Your goal: Render the following material again verbatim, leaving nothing out.

··· Source material ···

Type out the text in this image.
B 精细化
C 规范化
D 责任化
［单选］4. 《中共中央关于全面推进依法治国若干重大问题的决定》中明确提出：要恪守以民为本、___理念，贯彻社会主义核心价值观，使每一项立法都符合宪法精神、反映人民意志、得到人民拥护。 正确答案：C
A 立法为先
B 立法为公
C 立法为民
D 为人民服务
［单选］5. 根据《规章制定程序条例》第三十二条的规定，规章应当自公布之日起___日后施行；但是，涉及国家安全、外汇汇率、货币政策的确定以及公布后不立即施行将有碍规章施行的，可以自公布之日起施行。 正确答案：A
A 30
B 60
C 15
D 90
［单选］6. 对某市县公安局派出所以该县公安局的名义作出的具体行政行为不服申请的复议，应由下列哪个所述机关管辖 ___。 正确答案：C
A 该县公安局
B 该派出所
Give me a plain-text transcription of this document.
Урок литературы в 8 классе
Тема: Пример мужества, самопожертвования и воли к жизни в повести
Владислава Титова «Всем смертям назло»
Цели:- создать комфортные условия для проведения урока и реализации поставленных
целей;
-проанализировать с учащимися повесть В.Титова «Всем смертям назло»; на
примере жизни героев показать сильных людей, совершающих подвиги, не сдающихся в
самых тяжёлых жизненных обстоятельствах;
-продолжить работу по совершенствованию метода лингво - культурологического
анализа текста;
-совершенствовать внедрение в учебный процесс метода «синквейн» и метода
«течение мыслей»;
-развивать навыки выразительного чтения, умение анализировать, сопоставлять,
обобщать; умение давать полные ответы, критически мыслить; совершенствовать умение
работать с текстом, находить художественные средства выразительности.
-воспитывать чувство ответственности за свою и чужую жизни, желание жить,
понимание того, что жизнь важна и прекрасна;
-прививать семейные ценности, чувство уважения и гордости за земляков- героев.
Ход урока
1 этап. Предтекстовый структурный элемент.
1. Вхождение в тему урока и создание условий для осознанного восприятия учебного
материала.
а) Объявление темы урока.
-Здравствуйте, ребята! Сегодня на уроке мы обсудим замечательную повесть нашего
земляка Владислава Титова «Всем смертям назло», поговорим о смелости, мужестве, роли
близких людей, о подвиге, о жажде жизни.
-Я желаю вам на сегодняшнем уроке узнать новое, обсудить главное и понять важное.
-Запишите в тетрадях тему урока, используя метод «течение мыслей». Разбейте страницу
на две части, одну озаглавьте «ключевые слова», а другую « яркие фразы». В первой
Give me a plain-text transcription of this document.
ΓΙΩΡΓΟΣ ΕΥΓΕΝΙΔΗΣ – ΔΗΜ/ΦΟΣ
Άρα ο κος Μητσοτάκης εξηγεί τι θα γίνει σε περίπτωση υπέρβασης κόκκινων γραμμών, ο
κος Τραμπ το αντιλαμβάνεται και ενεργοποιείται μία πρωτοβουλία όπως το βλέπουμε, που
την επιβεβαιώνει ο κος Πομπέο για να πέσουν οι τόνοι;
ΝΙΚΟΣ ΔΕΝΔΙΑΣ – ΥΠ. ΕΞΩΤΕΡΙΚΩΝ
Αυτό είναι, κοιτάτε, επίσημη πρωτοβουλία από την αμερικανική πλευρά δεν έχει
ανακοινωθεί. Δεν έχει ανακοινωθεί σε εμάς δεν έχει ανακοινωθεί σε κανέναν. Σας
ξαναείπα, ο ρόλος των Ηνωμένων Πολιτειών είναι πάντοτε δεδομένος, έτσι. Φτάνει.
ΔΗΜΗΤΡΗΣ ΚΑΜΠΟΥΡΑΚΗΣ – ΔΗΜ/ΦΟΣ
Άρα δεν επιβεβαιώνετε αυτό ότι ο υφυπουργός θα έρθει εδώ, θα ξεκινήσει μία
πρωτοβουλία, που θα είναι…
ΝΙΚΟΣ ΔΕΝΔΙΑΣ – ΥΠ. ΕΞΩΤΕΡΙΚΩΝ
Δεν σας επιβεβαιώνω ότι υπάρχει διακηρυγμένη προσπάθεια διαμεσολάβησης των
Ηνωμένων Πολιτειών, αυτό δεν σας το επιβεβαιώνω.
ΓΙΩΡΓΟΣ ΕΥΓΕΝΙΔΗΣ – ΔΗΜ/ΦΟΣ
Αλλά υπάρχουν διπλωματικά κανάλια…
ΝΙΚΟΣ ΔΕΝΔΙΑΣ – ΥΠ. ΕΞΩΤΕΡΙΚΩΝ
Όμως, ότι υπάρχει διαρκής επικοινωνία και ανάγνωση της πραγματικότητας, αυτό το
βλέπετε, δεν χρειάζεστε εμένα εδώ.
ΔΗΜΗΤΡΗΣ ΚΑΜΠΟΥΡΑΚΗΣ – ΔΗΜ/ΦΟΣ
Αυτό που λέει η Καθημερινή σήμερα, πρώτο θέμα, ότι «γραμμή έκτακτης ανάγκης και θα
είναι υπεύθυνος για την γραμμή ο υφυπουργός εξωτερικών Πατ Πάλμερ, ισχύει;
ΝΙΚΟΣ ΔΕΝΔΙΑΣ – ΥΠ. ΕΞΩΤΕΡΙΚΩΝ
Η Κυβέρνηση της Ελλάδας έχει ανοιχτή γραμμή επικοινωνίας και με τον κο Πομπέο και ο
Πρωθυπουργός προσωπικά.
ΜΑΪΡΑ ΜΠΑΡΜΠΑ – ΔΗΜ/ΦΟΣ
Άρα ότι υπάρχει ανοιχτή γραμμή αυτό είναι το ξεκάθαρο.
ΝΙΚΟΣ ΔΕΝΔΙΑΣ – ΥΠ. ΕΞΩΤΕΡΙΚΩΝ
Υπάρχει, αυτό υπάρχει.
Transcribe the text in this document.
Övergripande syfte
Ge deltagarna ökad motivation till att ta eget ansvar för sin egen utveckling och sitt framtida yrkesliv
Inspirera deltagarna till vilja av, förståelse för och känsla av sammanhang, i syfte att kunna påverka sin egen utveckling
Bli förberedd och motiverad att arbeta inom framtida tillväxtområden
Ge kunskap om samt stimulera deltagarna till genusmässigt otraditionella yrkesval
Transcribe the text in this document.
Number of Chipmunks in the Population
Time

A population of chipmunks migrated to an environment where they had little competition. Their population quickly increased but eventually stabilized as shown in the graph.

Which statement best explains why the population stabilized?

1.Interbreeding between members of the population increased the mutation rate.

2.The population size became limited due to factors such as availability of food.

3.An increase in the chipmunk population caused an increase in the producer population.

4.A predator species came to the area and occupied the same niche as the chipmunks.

···

Full answer:
Type out the text in this image.
B 精细化
C 规范化
D 责任化
［单选］4. 《中共中央关于全面推进依法治国若干重大问题的决定》中明确提出：要恪守以民为本、___理念，贯彻社会主义核心价值观，使每一项立法都符合宪法精神、反映人民意志、得到人民拥护。 正确答案：C
A 立法为先
B 立法为公
C 立法为民
D 为人民服务
［单选］5. 根据《规章制定程序条例》第三十二条的规定，规章应当自公布之日起___日后施行；但是，涉及国家安全、外汇汇率、货币政策的确定以及公布后不立即施行将有碍规章施行的，可以自公布之日起施行。 正确答案：A
A 30
B 60
C 15
D 90
［单选］6. 对某市县公安局派出所以该县公安局的名义作出的具体行政行为不服申请的复议，应由下列哪个所述机关管辖 ___。 正确答案：C
A 该县公安局
B 该派出所
Give me a plain-text transcription of this document.
Урок литературы в 8 классе
Тема: Пример мужества, самопожертвования и воли к жизни в повести
Владислава Титова «Всем смертям назло»
Цели:- создать комфортные условия для проведения урока и реализации поставленных
целей;
-проанализировать с учащимися повесть В.Титова «Всем смертям назло»; на
примере жизни героев показать сильных людей, совершающих подвиги, не сдающихся в
самых тяжёлых жизненных обстоятельствах;
-продолжить работу по совершенствованию метода лингво - культурологического
анализа текста;
-совершенствовать внедрение в учебный процесс метода «синквейн» и метода
«течение мыслей»;
-развивать навыки выразительного чтения, умение анализировать, сопоставлять,
обобщать; умение давать полные ответы, критически мыслить; совершенствовать умение
работать с текстом, находить художественные средства выразительности.
-воспитывать чувство ответственности за свою и чужую жизни, желание жить,
понимание того, что жизнь важна и прекрасна;
-прививать семейные ценности, чувство уважения и гордости за земляков- героев.
Ход урока
1 этап. Предтекстовый структурный элемент.
1. Вхождение в тему урока и создание условий для осознанного восприятия учебного
материала.
а) Объявление темы урока.
-Здравствуйте, ребята! Сегодня на уроке мы обсудим замечательную повесть нашего
земляка Владислава Титова «Всем смертям назло», поговорим о смелости, мужестве, роли
близких людей, о подвиге, о жажде жизни.
-Я желаю вам на сегодняшнем уроке узнать новое, обсудить главное и понять важное.
-Запишите в тетрадях тему урока, используя метод «течение мыслей». Разбейте страницу
на две части, одну озаглавьте «ключевые слова», а другую « яркие фразы». В первой
Give me a plain-text transcription of this document.
ΓΙΩΡΓΟΣ ΕΥΓΕΝΙΔΗΣ – ΔΗΜ/ΦΟΣ
Άρα ο κος Μητσοτάκης εξηγεί τι θα γίνει σε περίπτωση υπέρβασης κόκκινων γραμμών, ο
κος Τραμπ το αντιλαμβάνεται και ενεργοποιείται μία πρωτοβουλία όπως το βλέπουμε, που
την επιβεβαιώνει ο κος Πομπέο για να πέσουν οι τόνοι;
ΝΙΚΟΣ ΔΕΝΔΙΑΣ – ΥΠ. ΕΞΩΤΕΡΙΚΩΝ
Αυτό είναι, κοιτάτε, επίσημη πρωτοβουλία από την αμερικανική πλευρά δεν έχει
ανακοινωθεί. Δεν έχει ανακοινωθεί σε εμάς δεν έχει ανακοινωθεί σε κανέναν. Σας
ξαναείπα, ο ρόλος των Ηνωμένων Πολιτειών είναι πάντοτε δεδομένος, έτσι. Φτάνει.
ΔΗΜΗΤΡΗΣ ΚΑΜΠΟΥΡΑΚΗΣ – ΔΗΜ/ΦΟΣ
Άρα δεν επιβεβαιώνετε αυτό ότι ο υφυπουργός θα έρθει εδώ, θα ξεκινήσει μία
πρωτοβουλία, που θα είναι…
ΝΙΚΟΣ ΔΕΝΔΙΑΣ – ΥΠ. ΕΞΩΤΕΡΙΚΩΝ
Δεν σας επιβεβαιώνω ότι υπάρχει διακηρυγμένη προσπάθεια διαμεσολάβησης των
Ηνωμένων Πολιτειών, αυτό δεν σας το επιβεβαιώνω.
ΓΙΩΡΓΟΣ ΕΥΓΕΝΙΔΗΣ – ΔΗΜ/ΦΟΣ
Αλλά υπάρχουν διπλωματικά κανάλια…
ΝΙΚΟΣ ΔΕΝΔΙΑΣ – ΥΠ. ΕΞΩΤΕΡΙΚΩΝ
Όμως, ότι υπάρχει διαρκής επικοινωνία και ανάγνωση της πραγματικότητας, αυτό το
βλέπετε, δεν χρειάζεστε εμένα εδώ.
ΔΗΜΗΤΡΗΣ ΚΑΜΠΟΥΡΑΚΗΣ – ΔΗΜ/ΦΟΣ
Αυτό που λέει η Καθημερινή σήμερα, πρώτο θέμα, ότι «γραμμή έκτακτης ανάγκης και θα
είναι υπεύθυνος για την γραμμή ο υφυπουργός εξωτερικών Πατ Πάλμερ, ισχύει;
ΝΙΚΟΣ ΔΕΝΔΙΑΣ – ΥΠ. ΕΞΩΤΕΡΙΚΩΝ
Η Κυβέρνηση της Ελλάδας έχει ανοιχτή γραμμή επικοινωνίας και με τον κο Πομπέο και ο
Πρωθυπουργός προσωπικά.
ΜΑΪΡΑ ΜΠΑΡΜΠΑ – ΔΗΜ/ΦΟΣ
Άρα ότι υπάρχει ανοιχτή γραμμή αυτό είναι το ξεκάθαρο.
ΝΙΚΟΣ ΔΕΝΔΙΑΣ – ΥΠ. ΕΞΩΤΕΡΙΚΩΝ
Υπάρχει, αυτό υπάρχει.
Transcribe the text in this document.
Övergripande syfte
Ge deltagarna ökad motivation till att ta eget ansvar för sin egen utveckling och sitt framtida yrkesliv
Inspirera deltagarna till vilja av, förståelse för och känsla av sammanhang, i syfte att kunna påverka sin egen utveckling
Bli förberedd och motiverad att arbeta inom framtida tillväxtområden
Ge kunskap om samt stimulera deltagarna till genusmässigt otraditionella yrkesval
Transcribe the text in this document.
Number of Chipmunks in the Population
Time

A population of chipmunks migrated to an environment where they had little competition. Their population quickly increased but eventually stabilized as shown in the graph.

Which statement best explains why the population stabilized?

1.Interbreeding between members of the population increased the mutation rate.

2.The population size became limited due to factors such as availability of food.

3.An increase in the chipmunk population caused an increase in the producer population.

4.A predator species came to the area and occupied the same niche as the chipmunks.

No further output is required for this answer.